[Saved entries]
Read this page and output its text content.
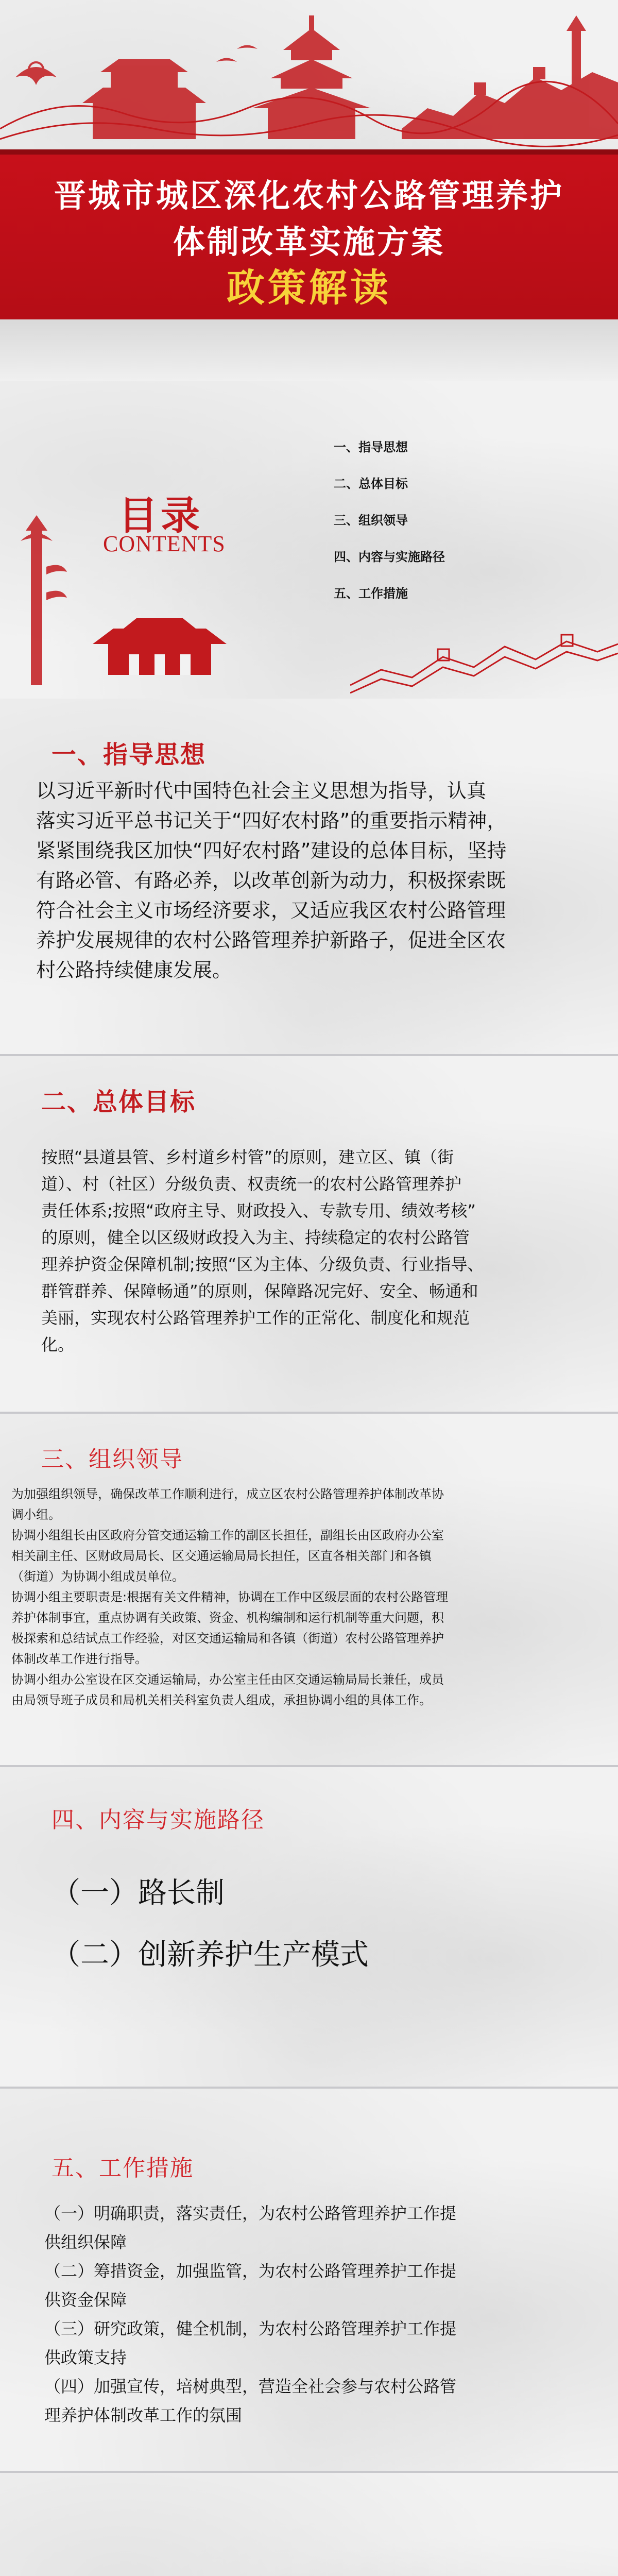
晋城市城区深化农村公路管理养护
体制改革实施方案
政策解读
目录
CONTENTS
一、指导思想
二、总体目标
三、组织领导
四、内容与实施路径
五、工作措施
一、指导思想
以习近平新时代中国特色社会主义思想为指导，认真
落实习近平总书记关于“四好农村路”的重要指示精神，
紧紧围绕我区加快“四好农村路”建设的总体目标，坚持
有路必管、有路必养，以改革创新为动力，积极探索既
符合社会主义市场经济要求，又适应我区农村公路管理
养护发展规律的农村公路管理养护新路子，促进全区农
村公路持续健康发展。
二、总体目标
按照“县道县管、乡村道乡村管”的原则，建立区、镇（街
道）、村（社区）分级负责、权责统一的农村公路管理养护
责任体系;按照“政府主导、财政投入、专款专用、绩效考核”
的原则，健全以区级财政投入为主、持续稳定的农村公路管
理养护资金保障机制;按照“区为主体、分级负责、行业指导、
群管群养、保障畅通”的原则，保障路况完好、安全、畅通和
美丽，实现农村公路管理养护工作的正常化、制度化和规范
化。
三、组织领导
为加强组织领导，确保改革工作顺利进行，成立区农村公路管理养护体制改革协
调小组。
协调小组组长由区政府分管交通运输工作的副区长担任，副组长由区政府办公室
相关副主任、区财政局局长、区交通运输局局长担任，区直各相关部门和各镇
（街道）为协调小组成员单位。
协调小组主要职责是:根据有关文件精神，协调在工作中区级层面的农村公路管理
养护体制事宜，重点协调有关政策、资金、机构编制和运行机制等重大问题，积
极探索和总结试点工作经验，对区交通运输局和各镇（街道）农村公路管理养护
体制改革工作进行指导。
协调小组办公室设在区交通运输局，办公室主任由区交通运输局局长兼任，成员
由局领导班子成员和局机关相关科室负责人组成，承担协调小组的具体工作。
四、内容与实施路径
（一）路长制
（二）创新养护生产模式
五、工作措施
（一）明确职责，落实责任，为农村公路管理养护工作提
供组织保障
（二）筹措资金，加强监管，为农村公路管理养护工作提
供资金保障
（三）研究政策，健全机制，为农村公路管理养护工作提
供政策支持
（四）加强宣传，培树典型，营造全社会参与农村公路管
理养护体制改革工作的氛围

Do this - In the entries above, how many lines contain the word "为农村公路管理养护工作提"? Answer with the number only.

Full solution - 3